■ Aim
Take each line that has the word "chevron" and return it.

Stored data
- - - - -
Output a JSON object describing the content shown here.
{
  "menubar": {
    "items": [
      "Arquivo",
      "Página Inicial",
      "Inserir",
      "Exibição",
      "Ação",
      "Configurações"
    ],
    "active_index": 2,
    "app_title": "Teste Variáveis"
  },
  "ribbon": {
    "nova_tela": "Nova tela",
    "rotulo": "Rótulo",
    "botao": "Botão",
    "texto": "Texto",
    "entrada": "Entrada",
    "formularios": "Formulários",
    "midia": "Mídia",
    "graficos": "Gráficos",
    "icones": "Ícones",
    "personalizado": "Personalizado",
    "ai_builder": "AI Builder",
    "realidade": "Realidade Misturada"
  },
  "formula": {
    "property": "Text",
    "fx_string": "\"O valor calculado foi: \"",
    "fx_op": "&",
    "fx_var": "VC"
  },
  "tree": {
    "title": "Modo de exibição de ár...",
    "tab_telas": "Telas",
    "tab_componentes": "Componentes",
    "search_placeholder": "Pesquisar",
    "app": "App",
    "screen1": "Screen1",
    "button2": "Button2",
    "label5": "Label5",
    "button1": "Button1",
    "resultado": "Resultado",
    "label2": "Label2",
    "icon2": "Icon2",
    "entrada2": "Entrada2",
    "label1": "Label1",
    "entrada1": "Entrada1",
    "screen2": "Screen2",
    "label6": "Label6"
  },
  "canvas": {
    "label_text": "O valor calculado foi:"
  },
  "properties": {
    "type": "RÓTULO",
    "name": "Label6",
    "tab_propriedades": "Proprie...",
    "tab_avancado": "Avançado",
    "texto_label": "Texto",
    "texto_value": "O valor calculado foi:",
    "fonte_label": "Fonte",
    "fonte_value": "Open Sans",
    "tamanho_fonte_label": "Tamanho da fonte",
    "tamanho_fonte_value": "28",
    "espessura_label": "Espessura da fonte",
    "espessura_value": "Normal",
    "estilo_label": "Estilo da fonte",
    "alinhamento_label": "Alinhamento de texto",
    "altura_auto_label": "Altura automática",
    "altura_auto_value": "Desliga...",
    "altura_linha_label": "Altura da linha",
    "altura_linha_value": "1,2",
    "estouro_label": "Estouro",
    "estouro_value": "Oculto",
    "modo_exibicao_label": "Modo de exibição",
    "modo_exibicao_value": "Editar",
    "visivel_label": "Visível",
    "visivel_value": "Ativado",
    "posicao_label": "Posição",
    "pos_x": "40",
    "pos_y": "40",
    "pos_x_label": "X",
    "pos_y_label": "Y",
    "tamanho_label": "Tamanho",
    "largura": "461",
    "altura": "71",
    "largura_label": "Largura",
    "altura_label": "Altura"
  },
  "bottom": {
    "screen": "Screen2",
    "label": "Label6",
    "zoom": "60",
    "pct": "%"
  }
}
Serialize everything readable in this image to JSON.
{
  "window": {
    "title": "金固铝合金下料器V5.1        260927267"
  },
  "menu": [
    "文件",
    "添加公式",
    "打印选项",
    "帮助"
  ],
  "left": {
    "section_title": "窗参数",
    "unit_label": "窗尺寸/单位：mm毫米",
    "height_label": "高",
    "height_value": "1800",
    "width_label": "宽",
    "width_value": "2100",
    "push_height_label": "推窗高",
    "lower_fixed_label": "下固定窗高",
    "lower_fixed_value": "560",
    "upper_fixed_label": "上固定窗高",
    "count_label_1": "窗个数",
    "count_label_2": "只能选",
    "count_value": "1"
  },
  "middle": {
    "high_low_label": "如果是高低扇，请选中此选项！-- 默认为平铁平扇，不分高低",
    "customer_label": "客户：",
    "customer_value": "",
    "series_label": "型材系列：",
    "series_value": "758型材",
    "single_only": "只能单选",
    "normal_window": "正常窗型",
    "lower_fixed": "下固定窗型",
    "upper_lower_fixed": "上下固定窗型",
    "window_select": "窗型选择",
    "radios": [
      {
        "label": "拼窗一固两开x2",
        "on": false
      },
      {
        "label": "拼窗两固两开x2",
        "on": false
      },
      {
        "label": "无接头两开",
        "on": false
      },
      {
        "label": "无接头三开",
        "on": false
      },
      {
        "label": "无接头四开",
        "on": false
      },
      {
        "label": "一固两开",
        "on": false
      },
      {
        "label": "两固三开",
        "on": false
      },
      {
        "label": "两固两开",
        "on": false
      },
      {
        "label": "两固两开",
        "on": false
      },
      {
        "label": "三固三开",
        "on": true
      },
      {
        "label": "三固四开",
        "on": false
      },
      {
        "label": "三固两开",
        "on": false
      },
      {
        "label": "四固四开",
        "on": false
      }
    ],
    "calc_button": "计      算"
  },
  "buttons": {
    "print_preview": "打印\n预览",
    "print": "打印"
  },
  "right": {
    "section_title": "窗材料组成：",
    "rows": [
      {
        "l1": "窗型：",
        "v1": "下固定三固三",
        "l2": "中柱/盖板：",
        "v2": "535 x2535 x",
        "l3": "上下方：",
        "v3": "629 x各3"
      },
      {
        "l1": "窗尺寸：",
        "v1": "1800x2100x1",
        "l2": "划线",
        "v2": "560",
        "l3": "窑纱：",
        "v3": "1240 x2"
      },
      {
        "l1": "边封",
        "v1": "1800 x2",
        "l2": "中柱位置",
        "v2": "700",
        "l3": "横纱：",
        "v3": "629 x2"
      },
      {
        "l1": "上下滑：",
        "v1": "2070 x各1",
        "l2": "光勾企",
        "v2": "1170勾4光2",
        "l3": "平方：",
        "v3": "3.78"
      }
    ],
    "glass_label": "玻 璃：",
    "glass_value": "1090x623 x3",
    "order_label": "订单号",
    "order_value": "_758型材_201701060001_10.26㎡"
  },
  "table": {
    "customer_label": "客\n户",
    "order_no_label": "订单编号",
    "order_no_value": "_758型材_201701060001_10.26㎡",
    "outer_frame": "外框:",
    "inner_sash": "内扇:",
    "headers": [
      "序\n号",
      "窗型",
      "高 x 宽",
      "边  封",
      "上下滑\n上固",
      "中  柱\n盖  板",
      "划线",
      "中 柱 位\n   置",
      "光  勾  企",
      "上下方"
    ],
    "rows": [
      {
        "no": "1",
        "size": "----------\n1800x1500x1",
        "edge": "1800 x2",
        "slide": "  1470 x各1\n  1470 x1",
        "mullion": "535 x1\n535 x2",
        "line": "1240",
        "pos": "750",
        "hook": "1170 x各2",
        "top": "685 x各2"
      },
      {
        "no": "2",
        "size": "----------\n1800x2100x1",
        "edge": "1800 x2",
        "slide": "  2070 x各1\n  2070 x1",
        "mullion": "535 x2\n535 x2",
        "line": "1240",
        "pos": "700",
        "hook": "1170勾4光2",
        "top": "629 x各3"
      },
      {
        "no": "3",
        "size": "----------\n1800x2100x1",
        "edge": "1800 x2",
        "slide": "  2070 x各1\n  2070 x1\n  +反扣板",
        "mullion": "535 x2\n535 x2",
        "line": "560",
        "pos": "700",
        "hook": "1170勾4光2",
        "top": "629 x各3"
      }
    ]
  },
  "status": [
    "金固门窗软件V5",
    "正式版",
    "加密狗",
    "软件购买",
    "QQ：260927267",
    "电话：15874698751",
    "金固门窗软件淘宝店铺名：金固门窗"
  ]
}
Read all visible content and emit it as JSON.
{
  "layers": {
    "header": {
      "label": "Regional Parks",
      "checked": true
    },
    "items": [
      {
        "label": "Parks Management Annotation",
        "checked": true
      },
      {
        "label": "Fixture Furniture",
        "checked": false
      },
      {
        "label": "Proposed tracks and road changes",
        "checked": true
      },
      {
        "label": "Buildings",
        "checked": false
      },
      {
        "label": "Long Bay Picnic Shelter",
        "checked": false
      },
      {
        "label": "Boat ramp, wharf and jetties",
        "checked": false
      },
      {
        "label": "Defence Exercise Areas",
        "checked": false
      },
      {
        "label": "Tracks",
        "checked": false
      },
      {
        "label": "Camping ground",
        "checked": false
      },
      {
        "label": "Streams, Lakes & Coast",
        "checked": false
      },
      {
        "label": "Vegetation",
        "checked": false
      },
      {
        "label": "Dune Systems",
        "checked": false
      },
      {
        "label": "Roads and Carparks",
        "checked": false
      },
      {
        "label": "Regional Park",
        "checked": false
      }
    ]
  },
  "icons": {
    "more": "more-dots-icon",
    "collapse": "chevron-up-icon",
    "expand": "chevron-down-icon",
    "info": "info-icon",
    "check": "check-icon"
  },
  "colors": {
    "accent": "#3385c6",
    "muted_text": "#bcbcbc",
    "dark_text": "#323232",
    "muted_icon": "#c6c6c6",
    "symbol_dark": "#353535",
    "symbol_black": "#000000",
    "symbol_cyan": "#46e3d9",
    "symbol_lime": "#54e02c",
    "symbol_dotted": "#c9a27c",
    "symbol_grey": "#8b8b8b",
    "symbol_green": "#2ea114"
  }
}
- - - - -
■ Result
    "collapse": "chevron-up-icon",
    "expand": "chevron-down-icon",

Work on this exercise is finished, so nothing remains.